Le journal du parti Baath, au lendemain du dernier « serment d’allégeance » à Hafez al-Assad, avait publié une photo en couleur de lui occupant la moitié de la première page, avec un seul mot en caractères gras et rouges : « Le Grand ». Ainsi, au fil d’un règne prolongé qui écrase la société, se développe un langage loyaliste écrasant qui place le dirigeant au-dessus du pays et du peuple et tend à la déification, qui se manifeste aussi dans des chants rabâchés tels que « Ô Dieu, fais descendre ta sanction, Hafez s’assiéra à ta place » ou dans des propos tout aussi rabâchés, comme celui que l’auteur a entendu dans la bouche d’un membre de l’Assemblée du Peuple dans les années 1990. Ce député, titulaire d’un prestigieux diplôme universitaire, racontait qu’en saluant le président lorsque celui-ci recevait les membres de l’Assemblée du peuple lors d’une nouvelle session, il avait remarqué que son visage était illuminé, puis le député avait rougi : « Je sais que c’est étrange et que vous avez le droit de ne pas le croire, mais je jure devant Dieu que j’ai vu un halo de lumière sur son visage. »

Consignes -> D'après l'extrait source, quel mot unique figurait à côté de la photo de Hafez al-Assad en première page du journal du parti Baath ?

Données affichées ->
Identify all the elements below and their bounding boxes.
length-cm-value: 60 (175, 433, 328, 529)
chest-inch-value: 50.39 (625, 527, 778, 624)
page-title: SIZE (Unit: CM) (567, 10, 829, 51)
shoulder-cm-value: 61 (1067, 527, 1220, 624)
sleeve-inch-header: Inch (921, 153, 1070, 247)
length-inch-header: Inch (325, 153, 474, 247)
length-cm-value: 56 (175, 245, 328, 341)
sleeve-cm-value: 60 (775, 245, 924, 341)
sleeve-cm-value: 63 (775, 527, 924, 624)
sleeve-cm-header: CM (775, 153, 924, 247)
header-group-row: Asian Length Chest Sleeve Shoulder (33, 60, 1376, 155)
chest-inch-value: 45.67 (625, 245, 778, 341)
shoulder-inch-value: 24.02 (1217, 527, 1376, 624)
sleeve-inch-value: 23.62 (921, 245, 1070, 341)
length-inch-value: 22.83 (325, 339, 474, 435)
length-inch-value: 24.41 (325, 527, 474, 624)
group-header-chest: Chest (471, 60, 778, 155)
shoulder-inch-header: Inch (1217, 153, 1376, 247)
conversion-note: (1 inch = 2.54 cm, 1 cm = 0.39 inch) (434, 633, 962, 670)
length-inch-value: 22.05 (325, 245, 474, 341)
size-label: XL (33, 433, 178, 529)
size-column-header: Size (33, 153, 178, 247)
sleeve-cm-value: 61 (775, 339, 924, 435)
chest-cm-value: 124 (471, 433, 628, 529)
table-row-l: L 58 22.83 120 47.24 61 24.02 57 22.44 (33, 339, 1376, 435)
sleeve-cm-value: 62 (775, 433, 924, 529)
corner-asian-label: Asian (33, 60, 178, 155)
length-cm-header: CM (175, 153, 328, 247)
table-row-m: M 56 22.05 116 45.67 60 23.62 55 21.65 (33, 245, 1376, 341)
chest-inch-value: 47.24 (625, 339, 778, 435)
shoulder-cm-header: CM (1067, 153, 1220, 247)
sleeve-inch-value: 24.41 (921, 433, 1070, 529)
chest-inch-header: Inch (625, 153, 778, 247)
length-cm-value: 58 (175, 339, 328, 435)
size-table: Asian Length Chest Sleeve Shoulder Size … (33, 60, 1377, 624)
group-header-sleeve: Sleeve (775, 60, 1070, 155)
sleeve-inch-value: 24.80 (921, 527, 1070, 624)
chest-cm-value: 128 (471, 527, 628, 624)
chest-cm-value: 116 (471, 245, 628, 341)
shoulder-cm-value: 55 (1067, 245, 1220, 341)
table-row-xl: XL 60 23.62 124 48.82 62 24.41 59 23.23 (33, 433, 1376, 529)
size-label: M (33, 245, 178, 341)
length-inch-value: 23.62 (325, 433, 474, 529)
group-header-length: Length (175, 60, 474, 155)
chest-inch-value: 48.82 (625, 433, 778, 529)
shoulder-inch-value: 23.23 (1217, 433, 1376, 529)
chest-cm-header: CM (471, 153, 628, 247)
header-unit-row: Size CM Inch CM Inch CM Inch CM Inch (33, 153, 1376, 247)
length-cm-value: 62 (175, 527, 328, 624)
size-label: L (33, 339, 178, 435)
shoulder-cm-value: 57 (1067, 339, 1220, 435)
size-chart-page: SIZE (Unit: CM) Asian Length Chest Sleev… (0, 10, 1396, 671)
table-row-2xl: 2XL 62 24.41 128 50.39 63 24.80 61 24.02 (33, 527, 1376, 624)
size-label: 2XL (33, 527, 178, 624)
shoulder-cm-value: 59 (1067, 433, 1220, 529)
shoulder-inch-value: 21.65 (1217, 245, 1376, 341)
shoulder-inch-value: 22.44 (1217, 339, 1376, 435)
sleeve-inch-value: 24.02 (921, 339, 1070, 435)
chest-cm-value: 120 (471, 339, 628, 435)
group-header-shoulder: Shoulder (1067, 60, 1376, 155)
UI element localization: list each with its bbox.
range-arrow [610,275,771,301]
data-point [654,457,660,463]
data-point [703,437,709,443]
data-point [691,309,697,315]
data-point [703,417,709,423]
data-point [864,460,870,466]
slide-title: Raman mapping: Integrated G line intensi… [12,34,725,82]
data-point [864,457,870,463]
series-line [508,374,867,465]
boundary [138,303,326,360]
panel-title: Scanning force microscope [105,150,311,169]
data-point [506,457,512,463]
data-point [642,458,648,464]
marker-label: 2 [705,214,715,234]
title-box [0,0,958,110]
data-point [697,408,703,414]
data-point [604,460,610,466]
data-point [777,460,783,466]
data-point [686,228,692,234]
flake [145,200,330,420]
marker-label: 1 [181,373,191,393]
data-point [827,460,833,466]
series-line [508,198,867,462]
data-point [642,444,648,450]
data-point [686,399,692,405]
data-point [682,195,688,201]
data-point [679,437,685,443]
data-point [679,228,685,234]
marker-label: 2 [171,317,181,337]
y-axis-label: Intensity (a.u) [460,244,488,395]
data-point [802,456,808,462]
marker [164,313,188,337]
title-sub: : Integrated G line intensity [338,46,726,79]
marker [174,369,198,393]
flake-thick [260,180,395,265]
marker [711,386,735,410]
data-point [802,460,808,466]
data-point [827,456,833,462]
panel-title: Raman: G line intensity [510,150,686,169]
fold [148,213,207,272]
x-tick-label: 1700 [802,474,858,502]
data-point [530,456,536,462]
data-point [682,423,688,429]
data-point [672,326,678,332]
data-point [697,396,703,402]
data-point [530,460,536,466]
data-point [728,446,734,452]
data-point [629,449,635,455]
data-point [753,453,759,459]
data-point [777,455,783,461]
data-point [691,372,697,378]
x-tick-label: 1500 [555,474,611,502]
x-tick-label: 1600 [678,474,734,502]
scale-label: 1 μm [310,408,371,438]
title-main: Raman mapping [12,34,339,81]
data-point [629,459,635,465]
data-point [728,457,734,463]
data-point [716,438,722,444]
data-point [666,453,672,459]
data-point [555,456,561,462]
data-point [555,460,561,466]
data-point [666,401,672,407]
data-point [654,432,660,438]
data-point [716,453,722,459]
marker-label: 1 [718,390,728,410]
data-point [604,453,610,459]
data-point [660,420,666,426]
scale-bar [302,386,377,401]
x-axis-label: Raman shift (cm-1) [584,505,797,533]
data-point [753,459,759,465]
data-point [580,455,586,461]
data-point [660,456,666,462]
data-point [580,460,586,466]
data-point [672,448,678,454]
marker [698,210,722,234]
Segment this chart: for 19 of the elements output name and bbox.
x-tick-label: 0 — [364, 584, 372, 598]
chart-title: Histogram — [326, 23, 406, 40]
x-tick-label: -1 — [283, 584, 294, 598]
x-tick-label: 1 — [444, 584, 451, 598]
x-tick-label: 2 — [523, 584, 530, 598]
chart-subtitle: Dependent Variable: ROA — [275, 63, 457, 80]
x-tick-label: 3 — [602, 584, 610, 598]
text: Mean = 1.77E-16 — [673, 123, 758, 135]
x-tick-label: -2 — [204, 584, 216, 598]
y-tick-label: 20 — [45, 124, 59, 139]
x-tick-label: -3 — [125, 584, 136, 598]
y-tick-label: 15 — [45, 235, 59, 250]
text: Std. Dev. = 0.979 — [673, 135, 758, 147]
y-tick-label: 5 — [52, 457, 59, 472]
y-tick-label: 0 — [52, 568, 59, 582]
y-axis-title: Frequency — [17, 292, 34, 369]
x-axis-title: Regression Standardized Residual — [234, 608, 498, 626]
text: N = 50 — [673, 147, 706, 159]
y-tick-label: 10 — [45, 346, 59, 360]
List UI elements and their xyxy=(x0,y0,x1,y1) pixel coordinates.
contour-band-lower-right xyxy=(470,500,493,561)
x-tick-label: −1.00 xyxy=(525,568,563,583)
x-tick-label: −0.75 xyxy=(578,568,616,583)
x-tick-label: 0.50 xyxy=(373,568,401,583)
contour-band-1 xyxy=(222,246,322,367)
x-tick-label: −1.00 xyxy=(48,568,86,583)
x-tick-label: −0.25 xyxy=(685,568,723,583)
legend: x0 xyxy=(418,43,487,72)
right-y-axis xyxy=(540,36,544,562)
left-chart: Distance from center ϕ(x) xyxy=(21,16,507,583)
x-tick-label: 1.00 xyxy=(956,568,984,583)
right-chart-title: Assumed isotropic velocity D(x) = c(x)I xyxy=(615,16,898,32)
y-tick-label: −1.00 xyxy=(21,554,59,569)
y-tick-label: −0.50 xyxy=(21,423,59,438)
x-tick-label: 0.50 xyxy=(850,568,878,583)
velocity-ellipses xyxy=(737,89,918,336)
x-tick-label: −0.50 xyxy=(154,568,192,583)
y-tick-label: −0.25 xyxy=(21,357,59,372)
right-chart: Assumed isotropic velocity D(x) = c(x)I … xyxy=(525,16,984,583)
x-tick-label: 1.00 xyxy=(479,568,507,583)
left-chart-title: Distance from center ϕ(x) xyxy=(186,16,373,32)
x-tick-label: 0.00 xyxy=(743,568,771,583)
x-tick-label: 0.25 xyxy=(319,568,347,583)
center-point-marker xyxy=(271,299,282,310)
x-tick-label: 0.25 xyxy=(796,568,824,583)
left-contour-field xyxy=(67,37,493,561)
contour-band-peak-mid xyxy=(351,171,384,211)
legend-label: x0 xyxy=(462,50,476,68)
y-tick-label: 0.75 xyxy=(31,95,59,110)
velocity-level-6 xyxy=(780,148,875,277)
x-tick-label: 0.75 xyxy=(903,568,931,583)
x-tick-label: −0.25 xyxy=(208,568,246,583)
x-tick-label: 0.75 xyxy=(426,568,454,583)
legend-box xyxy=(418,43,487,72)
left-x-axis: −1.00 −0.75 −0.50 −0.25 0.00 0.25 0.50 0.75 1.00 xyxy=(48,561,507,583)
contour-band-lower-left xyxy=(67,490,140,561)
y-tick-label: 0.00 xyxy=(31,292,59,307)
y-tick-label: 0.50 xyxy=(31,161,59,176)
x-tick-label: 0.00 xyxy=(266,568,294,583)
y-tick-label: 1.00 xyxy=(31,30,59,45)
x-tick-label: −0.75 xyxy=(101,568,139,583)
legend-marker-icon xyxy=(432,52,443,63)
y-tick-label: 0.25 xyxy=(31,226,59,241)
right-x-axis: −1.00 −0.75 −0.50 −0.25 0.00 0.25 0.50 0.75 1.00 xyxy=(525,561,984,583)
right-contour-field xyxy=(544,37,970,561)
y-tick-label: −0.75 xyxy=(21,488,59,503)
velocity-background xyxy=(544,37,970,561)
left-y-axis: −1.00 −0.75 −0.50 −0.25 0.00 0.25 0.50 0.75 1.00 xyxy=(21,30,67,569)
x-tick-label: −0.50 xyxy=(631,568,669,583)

Réponse -> « Le Grand », en caractères gras et rouges.